Transcribe all of the material below word for word and leave out its pictures.

┏━━

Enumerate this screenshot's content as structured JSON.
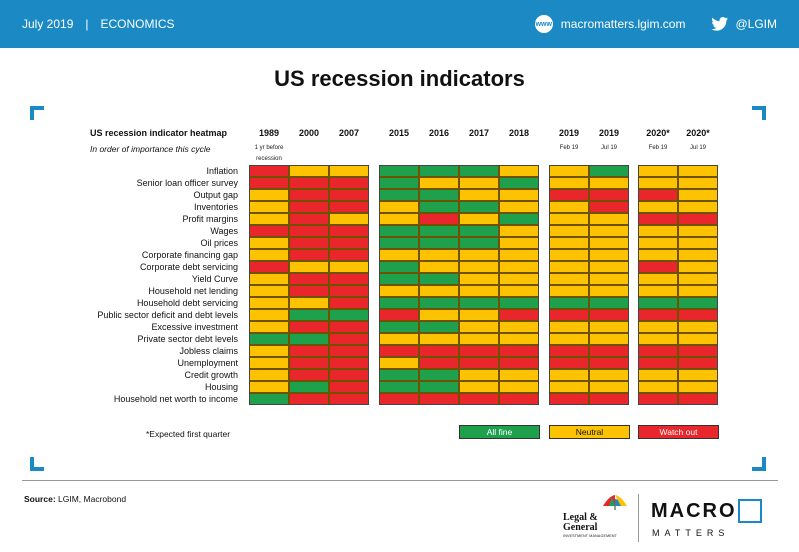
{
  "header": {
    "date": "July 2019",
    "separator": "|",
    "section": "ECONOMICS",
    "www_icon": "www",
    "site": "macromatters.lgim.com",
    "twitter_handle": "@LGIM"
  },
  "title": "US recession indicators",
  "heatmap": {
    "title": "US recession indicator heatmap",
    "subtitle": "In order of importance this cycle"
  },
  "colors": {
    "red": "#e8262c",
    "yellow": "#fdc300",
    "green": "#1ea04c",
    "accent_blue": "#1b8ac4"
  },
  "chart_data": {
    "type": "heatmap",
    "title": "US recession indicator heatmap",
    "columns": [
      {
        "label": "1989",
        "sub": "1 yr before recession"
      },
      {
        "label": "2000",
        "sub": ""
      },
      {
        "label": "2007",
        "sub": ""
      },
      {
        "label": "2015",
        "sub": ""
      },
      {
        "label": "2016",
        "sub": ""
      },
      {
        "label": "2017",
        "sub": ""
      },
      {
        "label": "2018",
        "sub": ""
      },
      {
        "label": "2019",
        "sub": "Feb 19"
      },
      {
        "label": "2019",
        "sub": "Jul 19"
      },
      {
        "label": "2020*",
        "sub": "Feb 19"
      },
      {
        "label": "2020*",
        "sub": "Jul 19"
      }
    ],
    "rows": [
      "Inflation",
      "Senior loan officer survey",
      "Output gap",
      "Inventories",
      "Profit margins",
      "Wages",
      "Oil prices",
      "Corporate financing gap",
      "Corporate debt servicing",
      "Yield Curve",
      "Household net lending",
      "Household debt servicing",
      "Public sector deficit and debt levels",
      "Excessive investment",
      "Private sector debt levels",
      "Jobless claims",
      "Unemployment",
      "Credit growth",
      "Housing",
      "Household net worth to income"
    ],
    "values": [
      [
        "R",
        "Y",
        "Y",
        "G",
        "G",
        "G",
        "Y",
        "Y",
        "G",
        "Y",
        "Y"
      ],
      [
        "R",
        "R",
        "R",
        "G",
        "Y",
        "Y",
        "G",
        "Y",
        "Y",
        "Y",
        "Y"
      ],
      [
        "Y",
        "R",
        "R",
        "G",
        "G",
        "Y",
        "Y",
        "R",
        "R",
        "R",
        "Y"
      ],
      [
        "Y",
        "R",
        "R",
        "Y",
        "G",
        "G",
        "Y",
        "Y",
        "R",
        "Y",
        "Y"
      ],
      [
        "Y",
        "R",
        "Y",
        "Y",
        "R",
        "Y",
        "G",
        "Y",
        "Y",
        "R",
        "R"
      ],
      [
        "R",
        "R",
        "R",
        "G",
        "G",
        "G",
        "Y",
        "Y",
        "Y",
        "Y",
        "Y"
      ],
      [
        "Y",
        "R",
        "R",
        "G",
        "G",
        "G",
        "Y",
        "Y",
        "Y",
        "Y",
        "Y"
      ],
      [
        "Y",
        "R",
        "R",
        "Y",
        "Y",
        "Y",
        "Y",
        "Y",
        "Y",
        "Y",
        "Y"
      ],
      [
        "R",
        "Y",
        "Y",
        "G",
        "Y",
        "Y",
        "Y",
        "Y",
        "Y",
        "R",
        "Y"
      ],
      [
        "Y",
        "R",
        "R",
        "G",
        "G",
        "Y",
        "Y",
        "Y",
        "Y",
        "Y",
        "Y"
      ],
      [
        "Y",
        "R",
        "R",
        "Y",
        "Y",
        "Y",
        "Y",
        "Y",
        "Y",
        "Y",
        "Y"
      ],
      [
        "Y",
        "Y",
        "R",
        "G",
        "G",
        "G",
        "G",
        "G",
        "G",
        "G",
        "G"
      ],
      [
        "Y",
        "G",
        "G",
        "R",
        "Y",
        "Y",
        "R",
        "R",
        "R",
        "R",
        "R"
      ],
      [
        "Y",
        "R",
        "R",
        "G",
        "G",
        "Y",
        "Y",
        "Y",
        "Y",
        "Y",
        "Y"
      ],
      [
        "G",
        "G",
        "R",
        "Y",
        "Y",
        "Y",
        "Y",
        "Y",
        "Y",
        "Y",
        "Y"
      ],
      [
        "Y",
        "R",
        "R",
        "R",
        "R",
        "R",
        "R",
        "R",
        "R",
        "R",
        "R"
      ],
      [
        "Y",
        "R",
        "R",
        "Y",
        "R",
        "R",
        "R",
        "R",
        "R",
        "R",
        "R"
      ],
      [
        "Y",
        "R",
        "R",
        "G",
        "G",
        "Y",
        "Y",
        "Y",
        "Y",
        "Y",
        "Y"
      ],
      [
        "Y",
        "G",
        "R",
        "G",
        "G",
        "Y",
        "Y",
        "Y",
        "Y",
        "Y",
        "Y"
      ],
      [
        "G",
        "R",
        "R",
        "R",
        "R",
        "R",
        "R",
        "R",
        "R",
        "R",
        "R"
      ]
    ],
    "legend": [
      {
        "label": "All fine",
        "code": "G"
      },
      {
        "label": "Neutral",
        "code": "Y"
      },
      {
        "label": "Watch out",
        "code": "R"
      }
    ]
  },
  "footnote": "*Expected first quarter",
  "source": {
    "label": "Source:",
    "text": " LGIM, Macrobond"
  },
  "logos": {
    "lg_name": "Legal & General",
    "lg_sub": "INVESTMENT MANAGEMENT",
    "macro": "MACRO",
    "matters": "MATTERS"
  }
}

┗━━

> _Reply_:
Enumerate this screenshot's content as structured JSON.
{
  "header": {
    "date": "July 2019",
    "separator": "|",
    "section": "ECONOMICS",
    "www_icon": "www",
    "site": "macromatters.lgim.com",
    "twitter_handle": "@LGIM"
  },
  "title": "US recession indicators",
  "heatmap": {
    "title": "US recession indicator heatmap",
    "subtitle": "In order of importance this cycle"
  },
  "colors": {
    "red": "#e8262c",
    "yellow": "#fdc300",
    "green": "#1ea04c",
    "accent_blue": "#1b8ac4"
  },
  "chart_data": {
    "type": "heatmap",
    "title": "US recession indicator heatmap",
    "columns": [
      {
        "label": "1989",
        "sub": "1 yr before recession"
      },
      {
        "label": "2000",
        "sub": ""
      },
      {
        "label": "2007",
        "sub": ""
      },
      {
        "label": "2015",
        "sub": ""
      },
      {
        "label": "2016",
        "sub": ""
      },
      {
        "label": "2017",
        "sub": ""
      },
      {
        "label": "2018",
        "sub": ""
      },
      {
        "label": "2019",
        "sub": "Feb 19"
      },
      {
        "label": "2019",
        "sub": "Jul 19"
      },
      {
        "label": "2020*",
        "sub": "Feb 19"
      },
      {
        "label": "2020*",
        "sub": "Jul 19"
      }
    ],
    "rows": [
      "Inflation",
      "Senior loan officer survey",
      "Output gap",
      "Inventories",
      "Profit margins",
      "Wages",
      "Oil prices",
      "Corporate financing gap",
      "Corporate debt servicing",
      "Yield Curve",
      "Household net lending",
      "Household debt servicing",
      "Public sector deficit and debt levels",
      "Excessive investment",
      "Private sector debt levels",
      "Jobless claims",
      "Unemployment",
      "Credit growth",
      "Housing",
      "Household net worth to income"
    ],
    "values": [
      [
        "R",
        "Y",
        "Y",
        "G",
        "G",
        "G",
        "Y",
        "Y",
        "G",
        "Y",
        "Y"
      ],
      [
        "R",
        "R",
        "R",
        "G",
        "Y",
        "Y",
        "G",
        "Y",
        "Y",
        "Y",
        "Y"
      ],
      [
        "Y",
        "R",
        "R",
        "G",
        "G",
        "Y",
        "Y",
        "R",
        "R",
        "R",
        "Y"
      ],
      [
        "Y",
        "R",
        "R",
        "Y",
        "G",
        "G",
        "Y",
        "Y",
        "R",
        "Y",
        "Y"
      ],
      [
        "Y",
        "R",
        "Y",
        "Y",
        "R",
        "Y",
        "G",
        "Y",
        "Y",
        "R",
        "R"
      ],
      [
        "R",
        "R",
        "R",
        "G",
        "G",
        "G",
        "Y",
        "Y",
        "Y",
        "Y",
        "Y"
      ],
      [
        "Y",
        "R",
        "R",
        "G",
        "G",
        "G",
        "Y",
        "Y",
        "Y",
        "Y",
        "Y"
      ],
      [
        "Y",
        "R",
        "R",
        "Y",
        "Y",
        "Y",
        "Y",
        "Y",
        "Y",
        "Y",
        "Y"
      ],
      [
        "R",
        "Y",
        "Y",
        "G",
        "Y",
        "Y",
        "Y",
        "Y",
        "Y",
        "R",
        "Y"
      ],
      [
        "Y",
        "R",
        "R",
        "G",
        "G",
        "Y",
        "Y",
        "Y",
        "Y",
        "Y",
        "Y"
      ],
      [
        "Y",
        "R",
        "R",
        "Y",
        "Y",
        "Y",
        "Y",
        "Y",
        "Y",
        "Y",
        "Y"
      ],
      [
        "Y",
        "Y",
        "R",
        "G",
        "G",
        "G",
        "G",
        "G",
        "G",
        "G",
        "G"
      ],
      [
        "Y",
        "G",
        "G",
        "R",
        "Y",
        "Y",
        "R",
        "R",
        "R",
        "R",
        "R"
      ],
      [
        "Y",
        "R",
        "R",
        "G",
        "G",
        "Y",
        "Y",
        "Y",
        "Y",
        "Y",
        "Y"
      ],
      [
        "G",
        "G",
        "R",
        "Y",
        "Y",
        "Y",
        "Y",
        "Y",
        "Y",
        "Y",
        "Y"
      ],
      [
        "Y",
        "R",
        "R",
        "R",
        "R",
        "R",
        "R",
        "R",
        "R",
        "R",
        "R"
      ],
      [
        "Y",
        "R",
        "R",
        "Y",
        "R",
        "R",
        "R",
        "R",
        "R",
        "R",
        "R"
      ],
      [
        "Y",
        "R",
        "R",
        "G",
        "G",
        "Y",
        "Y",
        "Y",
        "Y",
        "Y",
        "Y"
      ],
      [
        "Y",
        "G",
        "R",
        "G",
        "G",
        "Y",
        "Y",
        "Y",
        "Y",
        "Y",
        "Y"
      ],
      [
        "G",
        "R",
        "R",
        "R",
        "R",
        "R",
        "R",
        "R",
        "R",
        "R",
        "R"
      ]
    ],
    "legend": [
      {
        "label": "All fine",
        "code": "G"
      },
      {
        "label": "Neutral",
        "code": "Y"
      },
      {
        "label": "Watch out",
        "code": "R"
      }
    ]
  },
  "footnote": "*Expected first quarter",
  "source": {
    "label": "Source:",
    "text": " LGIM, Macrobond"
  },
  "logos": {
    "lg_name": "Legal & General",
    "lg_sub": "INVESTMENT MANAGEMENT",
    "macro": "MACRO",
    "matters": "MATTERS"
  }
}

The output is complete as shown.